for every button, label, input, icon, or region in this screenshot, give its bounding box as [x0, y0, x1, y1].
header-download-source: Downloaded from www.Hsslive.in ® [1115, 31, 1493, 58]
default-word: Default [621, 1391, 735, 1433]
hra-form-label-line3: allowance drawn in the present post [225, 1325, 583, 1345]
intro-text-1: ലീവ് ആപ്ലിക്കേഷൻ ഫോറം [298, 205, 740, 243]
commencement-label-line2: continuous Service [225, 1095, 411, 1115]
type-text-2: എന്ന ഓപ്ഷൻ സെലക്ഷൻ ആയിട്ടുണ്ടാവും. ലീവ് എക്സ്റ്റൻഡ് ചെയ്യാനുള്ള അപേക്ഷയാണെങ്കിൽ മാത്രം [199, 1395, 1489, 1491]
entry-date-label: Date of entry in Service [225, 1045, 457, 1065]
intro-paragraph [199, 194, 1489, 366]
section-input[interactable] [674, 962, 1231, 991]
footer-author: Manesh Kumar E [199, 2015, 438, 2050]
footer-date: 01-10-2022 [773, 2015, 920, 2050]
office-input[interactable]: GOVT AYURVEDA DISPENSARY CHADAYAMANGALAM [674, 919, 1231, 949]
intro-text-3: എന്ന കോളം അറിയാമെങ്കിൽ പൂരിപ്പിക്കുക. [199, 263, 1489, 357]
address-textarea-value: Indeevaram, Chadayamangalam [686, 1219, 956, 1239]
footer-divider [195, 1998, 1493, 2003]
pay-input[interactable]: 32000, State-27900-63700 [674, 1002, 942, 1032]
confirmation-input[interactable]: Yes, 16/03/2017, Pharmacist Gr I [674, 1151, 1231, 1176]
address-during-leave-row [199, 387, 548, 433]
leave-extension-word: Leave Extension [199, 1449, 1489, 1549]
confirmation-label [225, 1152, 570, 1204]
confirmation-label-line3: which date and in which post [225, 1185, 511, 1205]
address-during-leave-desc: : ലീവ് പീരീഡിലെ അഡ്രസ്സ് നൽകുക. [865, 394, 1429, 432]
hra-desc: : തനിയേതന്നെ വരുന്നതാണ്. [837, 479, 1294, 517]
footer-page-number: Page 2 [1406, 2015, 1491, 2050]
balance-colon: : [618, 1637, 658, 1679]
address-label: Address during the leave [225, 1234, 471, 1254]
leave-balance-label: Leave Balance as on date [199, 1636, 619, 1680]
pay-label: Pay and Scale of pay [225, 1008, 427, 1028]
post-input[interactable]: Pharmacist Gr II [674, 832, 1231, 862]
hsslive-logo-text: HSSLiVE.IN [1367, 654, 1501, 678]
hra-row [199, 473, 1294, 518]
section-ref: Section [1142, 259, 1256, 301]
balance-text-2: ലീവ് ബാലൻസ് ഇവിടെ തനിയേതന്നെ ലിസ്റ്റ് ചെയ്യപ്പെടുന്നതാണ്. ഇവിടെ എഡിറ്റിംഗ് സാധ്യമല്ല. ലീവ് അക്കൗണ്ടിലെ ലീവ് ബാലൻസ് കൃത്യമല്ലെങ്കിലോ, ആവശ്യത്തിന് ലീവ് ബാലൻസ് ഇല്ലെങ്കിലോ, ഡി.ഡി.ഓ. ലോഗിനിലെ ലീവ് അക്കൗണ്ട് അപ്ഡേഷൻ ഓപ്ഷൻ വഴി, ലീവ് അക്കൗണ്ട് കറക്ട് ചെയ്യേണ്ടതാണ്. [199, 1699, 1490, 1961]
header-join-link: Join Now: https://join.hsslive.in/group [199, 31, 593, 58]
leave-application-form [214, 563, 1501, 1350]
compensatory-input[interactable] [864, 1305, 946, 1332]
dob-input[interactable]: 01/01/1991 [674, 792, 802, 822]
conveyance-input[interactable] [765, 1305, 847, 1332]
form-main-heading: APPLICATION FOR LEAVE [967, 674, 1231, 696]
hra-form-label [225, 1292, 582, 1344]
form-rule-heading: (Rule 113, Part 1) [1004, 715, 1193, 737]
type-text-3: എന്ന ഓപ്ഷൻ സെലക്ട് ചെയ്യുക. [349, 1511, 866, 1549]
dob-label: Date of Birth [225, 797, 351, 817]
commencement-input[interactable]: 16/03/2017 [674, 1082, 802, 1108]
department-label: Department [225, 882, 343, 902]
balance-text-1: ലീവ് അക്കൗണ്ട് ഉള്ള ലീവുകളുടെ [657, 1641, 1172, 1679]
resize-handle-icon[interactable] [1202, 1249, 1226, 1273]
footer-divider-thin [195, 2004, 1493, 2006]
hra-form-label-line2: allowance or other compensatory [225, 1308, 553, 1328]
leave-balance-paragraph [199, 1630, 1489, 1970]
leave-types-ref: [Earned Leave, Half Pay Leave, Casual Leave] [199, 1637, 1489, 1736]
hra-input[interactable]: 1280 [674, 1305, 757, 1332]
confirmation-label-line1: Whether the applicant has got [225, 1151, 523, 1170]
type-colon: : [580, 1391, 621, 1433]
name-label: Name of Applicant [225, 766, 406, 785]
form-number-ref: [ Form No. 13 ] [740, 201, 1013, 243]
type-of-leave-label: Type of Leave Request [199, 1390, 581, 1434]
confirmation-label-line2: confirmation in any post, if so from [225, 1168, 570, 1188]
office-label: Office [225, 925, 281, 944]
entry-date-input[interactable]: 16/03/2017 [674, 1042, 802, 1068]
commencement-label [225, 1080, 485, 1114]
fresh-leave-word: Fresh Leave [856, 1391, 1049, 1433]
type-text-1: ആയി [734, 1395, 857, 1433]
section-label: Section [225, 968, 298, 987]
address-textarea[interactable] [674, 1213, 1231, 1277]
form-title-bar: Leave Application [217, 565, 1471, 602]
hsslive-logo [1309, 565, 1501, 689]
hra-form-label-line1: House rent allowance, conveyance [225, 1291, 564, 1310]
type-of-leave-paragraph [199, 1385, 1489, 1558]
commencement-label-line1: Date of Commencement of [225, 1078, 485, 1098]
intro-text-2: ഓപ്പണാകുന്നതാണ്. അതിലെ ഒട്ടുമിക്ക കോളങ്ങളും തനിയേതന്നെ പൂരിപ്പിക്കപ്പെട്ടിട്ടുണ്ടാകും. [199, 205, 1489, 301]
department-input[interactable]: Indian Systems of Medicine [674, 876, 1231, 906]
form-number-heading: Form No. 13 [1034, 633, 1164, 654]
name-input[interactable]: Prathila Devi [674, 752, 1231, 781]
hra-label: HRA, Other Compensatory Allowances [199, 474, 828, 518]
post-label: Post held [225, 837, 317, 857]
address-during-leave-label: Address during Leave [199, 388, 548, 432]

:: What is required ::
Rewrite the rows from the first line of the rows up to and including the line containing "intro-text-1: ലീവ് ആപ്ലിക്കേഷൻ", swapping "present post" for "current post" and leaving everything else as it stands.

:: Written solution ::
for every button, label, input, icon, or region in this screenshot, give its bounding box as [x0, y0, x1, y1].
header-download-source: Downloaded from www.Hsslive.in ® [1115, 31, 1493, 58]
default-word: Default [621, 1391, 735, 1433]
hra-form-label-line3: allowance drawn in the current post [225, 1325, 583, 1345]
intro-text-1: ലീവ് ആപ്ലിക്കേഷൻ ഫോറം [298, 205, 740, 243]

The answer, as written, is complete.